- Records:
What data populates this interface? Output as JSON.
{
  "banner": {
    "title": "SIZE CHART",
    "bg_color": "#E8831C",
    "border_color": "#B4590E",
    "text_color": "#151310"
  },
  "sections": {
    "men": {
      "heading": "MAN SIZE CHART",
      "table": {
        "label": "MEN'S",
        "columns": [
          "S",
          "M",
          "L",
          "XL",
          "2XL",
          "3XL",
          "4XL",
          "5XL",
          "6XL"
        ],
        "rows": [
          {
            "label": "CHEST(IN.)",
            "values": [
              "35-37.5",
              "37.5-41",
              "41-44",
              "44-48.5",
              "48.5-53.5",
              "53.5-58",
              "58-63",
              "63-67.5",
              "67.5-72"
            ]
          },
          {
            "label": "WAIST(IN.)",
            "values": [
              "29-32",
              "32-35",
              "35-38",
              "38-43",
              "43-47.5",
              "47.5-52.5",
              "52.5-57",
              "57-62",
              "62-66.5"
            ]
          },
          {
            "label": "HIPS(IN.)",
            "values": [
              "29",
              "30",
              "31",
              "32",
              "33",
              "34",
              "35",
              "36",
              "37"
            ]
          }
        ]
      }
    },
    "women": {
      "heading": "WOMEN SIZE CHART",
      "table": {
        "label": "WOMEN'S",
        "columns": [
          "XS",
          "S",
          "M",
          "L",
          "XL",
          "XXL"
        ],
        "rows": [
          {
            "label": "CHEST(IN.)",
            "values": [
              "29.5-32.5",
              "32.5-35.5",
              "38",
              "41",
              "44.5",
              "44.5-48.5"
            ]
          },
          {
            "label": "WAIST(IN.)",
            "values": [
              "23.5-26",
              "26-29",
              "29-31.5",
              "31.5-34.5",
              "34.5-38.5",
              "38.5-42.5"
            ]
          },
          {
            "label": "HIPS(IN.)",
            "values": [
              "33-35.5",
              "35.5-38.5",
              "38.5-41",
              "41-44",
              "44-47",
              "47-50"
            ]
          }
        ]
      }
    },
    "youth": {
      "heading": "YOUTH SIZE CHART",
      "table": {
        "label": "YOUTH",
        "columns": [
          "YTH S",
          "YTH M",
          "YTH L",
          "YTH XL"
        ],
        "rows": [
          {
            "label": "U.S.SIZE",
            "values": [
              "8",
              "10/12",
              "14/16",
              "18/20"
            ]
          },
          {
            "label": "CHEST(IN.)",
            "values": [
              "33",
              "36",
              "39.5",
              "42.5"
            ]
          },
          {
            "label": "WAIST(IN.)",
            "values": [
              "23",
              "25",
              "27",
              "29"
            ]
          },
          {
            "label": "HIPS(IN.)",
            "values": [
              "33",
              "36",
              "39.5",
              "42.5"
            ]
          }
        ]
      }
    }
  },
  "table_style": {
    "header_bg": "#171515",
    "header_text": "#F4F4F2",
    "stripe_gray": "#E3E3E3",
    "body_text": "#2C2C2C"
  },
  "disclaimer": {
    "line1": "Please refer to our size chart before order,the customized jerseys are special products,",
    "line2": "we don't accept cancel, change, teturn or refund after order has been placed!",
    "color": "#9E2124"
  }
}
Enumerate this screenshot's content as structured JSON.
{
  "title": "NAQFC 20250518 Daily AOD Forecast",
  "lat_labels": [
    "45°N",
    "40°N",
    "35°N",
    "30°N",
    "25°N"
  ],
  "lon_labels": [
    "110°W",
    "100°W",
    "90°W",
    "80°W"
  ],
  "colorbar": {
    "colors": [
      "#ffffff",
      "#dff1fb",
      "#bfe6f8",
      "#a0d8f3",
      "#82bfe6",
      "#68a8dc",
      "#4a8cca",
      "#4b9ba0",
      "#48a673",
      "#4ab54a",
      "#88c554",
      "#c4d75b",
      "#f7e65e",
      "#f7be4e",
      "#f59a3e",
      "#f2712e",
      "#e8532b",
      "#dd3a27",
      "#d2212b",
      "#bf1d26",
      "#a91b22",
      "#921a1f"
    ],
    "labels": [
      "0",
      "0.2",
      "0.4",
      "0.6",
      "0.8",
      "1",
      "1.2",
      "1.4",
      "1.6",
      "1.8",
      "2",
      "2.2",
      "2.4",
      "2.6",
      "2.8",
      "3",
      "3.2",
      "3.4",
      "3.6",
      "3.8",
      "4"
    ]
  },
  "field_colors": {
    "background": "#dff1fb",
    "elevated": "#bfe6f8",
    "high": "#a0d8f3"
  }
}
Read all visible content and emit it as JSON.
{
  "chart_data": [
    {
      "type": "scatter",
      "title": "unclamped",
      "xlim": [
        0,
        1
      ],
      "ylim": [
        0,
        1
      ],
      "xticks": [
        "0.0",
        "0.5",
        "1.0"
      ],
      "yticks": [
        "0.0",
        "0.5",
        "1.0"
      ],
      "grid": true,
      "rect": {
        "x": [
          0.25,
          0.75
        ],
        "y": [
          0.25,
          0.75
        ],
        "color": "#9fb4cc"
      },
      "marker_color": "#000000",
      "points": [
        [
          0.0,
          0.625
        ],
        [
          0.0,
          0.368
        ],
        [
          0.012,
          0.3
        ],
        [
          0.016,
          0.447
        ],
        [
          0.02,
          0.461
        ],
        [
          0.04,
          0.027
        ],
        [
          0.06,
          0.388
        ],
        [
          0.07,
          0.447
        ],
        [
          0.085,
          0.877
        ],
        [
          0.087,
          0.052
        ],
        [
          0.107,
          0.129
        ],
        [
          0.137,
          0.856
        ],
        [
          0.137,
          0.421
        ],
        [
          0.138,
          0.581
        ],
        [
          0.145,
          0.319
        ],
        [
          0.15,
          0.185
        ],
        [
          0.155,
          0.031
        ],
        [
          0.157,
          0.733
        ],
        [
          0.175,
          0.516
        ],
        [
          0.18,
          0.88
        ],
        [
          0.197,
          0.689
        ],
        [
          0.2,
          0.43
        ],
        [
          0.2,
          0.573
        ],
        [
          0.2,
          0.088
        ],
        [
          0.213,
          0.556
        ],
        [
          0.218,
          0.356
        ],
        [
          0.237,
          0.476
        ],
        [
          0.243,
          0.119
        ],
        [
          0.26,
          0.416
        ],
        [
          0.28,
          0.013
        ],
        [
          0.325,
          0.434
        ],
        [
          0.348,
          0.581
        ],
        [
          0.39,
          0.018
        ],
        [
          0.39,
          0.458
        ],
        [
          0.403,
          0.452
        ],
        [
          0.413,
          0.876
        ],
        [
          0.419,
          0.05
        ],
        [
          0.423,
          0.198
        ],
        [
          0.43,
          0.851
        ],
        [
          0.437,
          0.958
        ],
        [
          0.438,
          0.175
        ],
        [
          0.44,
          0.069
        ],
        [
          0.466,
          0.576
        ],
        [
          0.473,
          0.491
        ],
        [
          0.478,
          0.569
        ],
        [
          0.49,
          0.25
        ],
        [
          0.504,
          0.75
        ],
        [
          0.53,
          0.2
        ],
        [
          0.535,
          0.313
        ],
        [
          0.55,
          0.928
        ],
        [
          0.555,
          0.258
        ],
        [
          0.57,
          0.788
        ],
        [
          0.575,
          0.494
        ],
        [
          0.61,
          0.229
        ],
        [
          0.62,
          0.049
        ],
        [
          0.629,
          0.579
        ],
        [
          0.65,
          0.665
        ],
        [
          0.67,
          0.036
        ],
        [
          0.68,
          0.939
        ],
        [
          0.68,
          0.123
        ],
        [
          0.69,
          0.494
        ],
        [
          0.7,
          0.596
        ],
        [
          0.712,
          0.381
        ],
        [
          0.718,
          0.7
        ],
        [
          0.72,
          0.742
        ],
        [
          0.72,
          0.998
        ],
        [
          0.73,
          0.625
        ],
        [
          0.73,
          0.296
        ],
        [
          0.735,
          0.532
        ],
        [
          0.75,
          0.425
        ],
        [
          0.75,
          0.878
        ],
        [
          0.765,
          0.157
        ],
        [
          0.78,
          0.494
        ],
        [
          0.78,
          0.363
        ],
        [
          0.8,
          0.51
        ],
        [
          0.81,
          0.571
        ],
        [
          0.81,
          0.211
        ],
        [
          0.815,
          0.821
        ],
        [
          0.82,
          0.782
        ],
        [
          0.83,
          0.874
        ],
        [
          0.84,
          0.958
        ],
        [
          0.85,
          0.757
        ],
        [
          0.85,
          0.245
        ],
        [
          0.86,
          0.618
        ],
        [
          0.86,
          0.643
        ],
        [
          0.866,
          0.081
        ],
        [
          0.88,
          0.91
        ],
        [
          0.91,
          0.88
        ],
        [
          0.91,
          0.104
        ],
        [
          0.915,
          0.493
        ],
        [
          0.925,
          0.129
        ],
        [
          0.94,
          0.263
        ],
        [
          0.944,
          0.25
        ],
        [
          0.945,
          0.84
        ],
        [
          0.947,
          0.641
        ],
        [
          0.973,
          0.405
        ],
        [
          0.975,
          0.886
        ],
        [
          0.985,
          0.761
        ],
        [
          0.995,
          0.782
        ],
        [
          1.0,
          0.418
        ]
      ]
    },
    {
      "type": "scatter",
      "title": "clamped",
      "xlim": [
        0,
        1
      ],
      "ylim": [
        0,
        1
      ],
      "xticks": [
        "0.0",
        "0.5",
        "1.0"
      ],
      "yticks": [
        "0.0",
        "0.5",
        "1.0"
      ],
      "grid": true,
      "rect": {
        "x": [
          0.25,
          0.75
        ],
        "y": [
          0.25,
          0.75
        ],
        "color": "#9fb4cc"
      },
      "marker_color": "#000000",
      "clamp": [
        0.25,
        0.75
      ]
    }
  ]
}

- WHAT TO WORK ON: Pick out every line with the string "content" and copy it.

- EXERCISE ANSWER:
Enumerate this screenshot's content as structured JSON.
Read all visible content and emit it as JSON.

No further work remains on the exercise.